Stored items from a collection:
###
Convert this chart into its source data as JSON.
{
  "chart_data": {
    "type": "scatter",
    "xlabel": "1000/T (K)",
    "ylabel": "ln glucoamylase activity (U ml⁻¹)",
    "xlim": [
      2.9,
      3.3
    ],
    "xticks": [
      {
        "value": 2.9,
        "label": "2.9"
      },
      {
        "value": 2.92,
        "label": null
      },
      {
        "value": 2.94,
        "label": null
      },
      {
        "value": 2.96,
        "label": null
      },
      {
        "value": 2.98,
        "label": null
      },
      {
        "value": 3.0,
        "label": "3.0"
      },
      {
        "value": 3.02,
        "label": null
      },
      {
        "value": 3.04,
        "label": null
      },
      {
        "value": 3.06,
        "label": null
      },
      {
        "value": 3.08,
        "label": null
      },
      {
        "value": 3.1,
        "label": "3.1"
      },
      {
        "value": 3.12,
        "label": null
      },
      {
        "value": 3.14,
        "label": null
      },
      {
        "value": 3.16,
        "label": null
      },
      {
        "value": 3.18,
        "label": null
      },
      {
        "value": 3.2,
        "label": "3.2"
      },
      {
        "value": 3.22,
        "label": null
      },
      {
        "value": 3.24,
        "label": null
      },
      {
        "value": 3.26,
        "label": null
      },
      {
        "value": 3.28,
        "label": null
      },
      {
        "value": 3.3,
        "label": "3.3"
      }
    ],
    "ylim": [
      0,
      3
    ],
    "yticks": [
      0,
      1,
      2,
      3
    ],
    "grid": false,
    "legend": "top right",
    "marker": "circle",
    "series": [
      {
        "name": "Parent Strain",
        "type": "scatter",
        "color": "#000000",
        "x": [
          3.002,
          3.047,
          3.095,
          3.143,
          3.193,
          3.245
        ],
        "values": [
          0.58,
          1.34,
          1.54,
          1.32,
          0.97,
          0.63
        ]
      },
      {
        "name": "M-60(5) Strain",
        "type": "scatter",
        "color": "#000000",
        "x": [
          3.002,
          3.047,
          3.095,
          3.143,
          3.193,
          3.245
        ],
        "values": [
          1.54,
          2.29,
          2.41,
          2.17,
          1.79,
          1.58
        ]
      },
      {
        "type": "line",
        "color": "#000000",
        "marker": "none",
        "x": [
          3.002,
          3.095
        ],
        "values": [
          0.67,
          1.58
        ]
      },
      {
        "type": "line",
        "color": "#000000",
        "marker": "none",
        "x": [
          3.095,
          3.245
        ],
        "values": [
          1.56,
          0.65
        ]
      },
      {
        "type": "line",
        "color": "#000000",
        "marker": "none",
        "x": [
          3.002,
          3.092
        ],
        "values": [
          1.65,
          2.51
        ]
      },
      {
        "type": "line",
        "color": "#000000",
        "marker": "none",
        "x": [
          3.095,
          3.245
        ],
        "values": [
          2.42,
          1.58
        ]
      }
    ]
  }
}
###
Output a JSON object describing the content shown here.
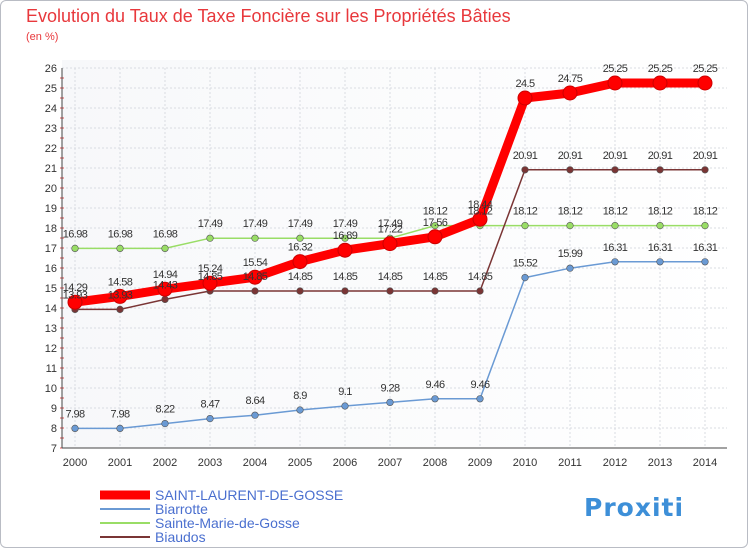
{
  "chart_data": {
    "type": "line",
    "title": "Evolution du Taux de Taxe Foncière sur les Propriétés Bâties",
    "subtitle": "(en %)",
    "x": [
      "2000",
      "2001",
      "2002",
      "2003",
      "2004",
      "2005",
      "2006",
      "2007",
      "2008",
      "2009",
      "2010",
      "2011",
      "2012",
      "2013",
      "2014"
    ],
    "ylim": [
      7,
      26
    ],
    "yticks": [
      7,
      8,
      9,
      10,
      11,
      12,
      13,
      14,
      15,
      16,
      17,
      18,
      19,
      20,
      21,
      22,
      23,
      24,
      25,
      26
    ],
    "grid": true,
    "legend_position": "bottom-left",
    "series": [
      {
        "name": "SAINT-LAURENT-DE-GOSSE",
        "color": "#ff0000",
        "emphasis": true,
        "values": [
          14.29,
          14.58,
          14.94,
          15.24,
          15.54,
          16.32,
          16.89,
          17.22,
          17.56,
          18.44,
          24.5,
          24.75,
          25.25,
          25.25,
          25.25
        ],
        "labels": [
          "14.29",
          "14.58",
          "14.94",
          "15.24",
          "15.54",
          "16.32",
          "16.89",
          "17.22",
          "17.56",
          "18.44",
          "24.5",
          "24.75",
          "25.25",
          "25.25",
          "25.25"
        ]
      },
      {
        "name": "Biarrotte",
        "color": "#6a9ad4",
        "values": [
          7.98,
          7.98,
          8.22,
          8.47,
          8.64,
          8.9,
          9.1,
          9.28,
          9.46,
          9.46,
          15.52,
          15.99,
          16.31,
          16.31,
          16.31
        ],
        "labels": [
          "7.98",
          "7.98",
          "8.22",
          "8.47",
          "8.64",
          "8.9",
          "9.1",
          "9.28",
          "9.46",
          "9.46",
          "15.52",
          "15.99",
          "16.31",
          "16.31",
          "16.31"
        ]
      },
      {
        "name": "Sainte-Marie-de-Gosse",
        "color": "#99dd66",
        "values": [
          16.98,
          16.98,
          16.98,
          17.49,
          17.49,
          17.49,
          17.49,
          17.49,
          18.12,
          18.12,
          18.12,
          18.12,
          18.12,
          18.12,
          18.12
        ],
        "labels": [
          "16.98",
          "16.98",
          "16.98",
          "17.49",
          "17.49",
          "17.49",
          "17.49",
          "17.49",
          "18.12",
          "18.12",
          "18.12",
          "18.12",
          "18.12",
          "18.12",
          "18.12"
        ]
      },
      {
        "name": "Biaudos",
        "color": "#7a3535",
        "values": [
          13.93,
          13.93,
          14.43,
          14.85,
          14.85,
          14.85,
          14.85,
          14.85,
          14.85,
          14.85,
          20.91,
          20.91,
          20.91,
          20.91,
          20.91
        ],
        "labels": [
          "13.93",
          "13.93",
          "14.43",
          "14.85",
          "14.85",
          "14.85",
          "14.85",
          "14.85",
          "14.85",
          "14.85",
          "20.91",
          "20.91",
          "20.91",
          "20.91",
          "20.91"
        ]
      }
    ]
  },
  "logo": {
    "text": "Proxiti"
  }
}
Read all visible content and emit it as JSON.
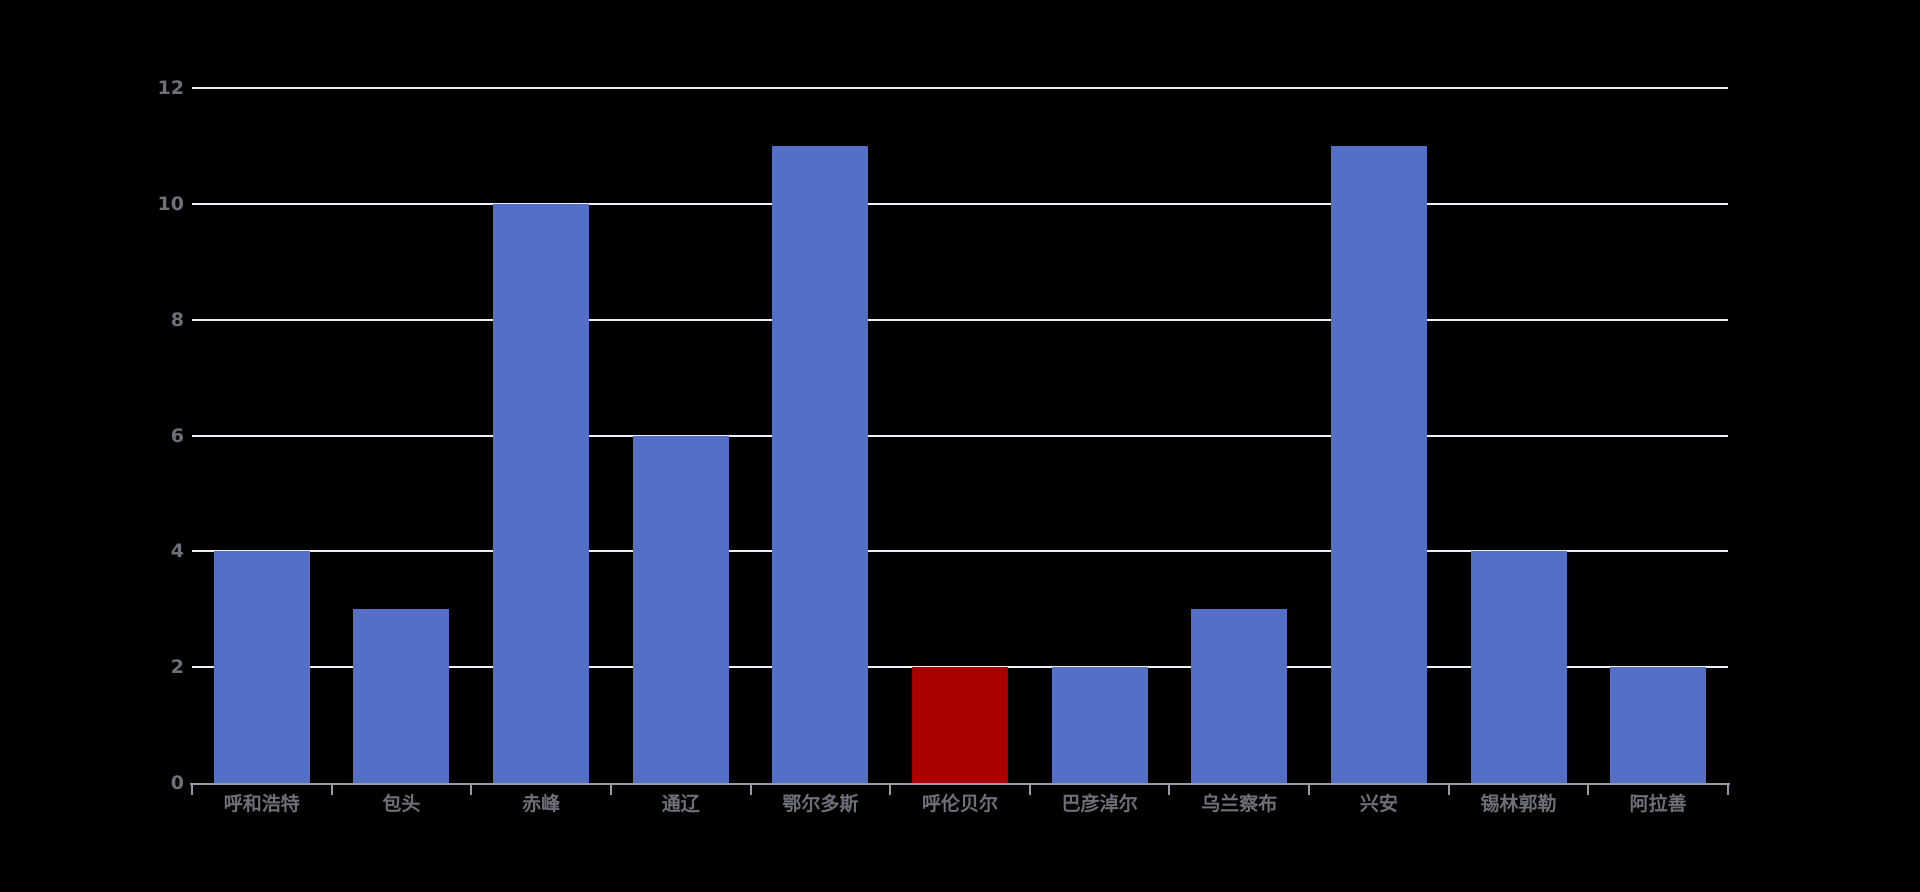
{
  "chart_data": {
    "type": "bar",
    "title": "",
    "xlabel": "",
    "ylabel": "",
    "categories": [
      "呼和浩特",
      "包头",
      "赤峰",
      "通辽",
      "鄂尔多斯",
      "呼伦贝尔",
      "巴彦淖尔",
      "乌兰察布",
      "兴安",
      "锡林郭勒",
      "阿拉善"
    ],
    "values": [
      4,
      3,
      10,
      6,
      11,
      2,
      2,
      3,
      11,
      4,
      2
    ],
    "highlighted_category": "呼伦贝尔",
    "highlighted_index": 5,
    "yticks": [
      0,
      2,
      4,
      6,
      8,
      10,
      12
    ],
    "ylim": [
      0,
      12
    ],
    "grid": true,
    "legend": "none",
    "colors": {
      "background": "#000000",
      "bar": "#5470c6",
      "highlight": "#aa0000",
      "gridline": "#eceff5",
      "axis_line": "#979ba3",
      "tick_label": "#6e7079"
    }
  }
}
###
» **Task description**: How many lines of the data hold the string "JSON"? Reply with the number alone.

» **Answer for the task**: 3